- [Given text]
WCW Backstage Assault received "generally unfavorable reviews" on both platforms according to the review aggregation website Metacritic. Daniel Erickson of NextGen was negative to the PlayStation version. Lamchop of GamePros reviewed Nintendo 64 (Note: GamePro gave the Nintendo 64 version two 3.5/5 scores for graphics and fun factor, 4.5/5 for sound, and 4/5 for control.) and PlayStation versions. (Note: GamePro gave the PlayStation version three 3.5/5 scores for graphics, control, and fun factor, and 4.5/5 for sound.) While generally positive to the game, Lamchop also commented that the fans of wrestler games would pick up the title in their collection, while others would avoid or pick them up as rental titles.

Aggregate score
| Aggregator | Score |  |
| N64 | PS |
| Metacritic | 48/100 | 40/100 |

Review scores
| Publication | Score |  |
| N64 | PS |
| CNET Gamecenter | N/A | 2/10 |
| Electronic Gaming Monthly | 4.67/10 | 4/10 |
| Game Informer | 3.5/10 | 3/10 |
| GameSpot | 5.1/10 | 5.1/10 |
| GameZone | 9/10 | 9/10 |
| IGN | 4/10 | 2/10 |
| N64 Magazine | 46% | N/A |
| Next Generation | N/A | 2/5 |
| Nintendo Power | 6.2/10 | N/A |
| PlayStation Official Magazine – UK | N/A | 6/10 |
| Official U.S. PlayStation Magazine | N/A | 2/5 |

==Rumored PlayStation 2 version==

The May 2000 edition of PSM featured a cover story on an upcoming game titled WCW 2000, with an interview with the game's producers: senior producer Chuck Osieja and producers Gary Lam and Ian Vechere of EA Canada. In the interview, the producers describe the game to be focused on Hardcore Rules in a "Hardcore Challenge" that would progressively unlock more WCW stars and fighting environments, much like what would become Backstage Assault. Later in the magazine, Stephen Frost writes that WCW's newest game will feature "an extremely high polygon count", take place without a ring, and will be released in Q4 2000.

- [Records]
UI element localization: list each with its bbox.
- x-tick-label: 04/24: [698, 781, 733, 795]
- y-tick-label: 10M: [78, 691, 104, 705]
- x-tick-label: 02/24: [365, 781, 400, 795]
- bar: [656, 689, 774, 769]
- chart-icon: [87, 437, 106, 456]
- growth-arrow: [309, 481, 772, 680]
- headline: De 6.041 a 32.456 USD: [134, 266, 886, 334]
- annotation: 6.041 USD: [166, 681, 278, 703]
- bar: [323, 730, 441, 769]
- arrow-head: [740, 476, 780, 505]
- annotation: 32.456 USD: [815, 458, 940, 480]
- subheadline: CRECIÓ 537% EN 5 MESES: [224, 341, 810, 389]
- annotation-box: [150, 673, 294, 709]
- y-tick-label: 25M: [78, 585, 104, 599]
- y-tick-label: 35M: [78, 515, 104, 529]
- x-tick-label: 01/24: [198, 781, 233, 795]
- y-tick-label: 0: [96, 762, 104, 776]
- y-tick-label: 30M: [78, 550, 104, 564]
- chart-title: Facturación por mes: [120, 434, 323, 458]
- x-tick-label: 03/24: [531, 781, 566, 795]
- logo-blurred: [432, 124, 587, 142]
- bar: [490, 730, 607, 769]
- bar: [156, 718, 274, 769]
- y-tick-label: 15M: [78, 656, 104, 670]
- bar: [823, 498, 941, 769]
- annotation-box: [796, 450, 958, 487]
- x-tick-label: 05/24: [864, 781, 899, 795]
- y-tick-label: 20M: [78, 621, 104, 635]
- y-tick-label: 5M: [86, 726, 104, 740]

- [Work task]
Rewrite the paragraph of the WCW Backstage Assault text that begins "The May 2000 edition of PSM" as a short bulleted list that keeps its main facts. The rows are separate material and are not part of the WCW Backstage Assault text.

- [Finished exercise]
- PSM's May 2000 issue ran a cover story on an upcoming game called WCW 2000. It included an interview with EA Canada's senior producer Chuck Osieja and producers Gary Lam and Ian Vechere.
- The producers said the game would focus on Hardcore Rules. It would have a "Hardcore Challenge" that progressively unlocked more WCW stars and fighting environments, much like what became Backstage Assault.
- Later in the issue, Stephen Frost wrote that the game would feature "an extremely high polygon count," would take place without a ring, and would be released in Q4 2000.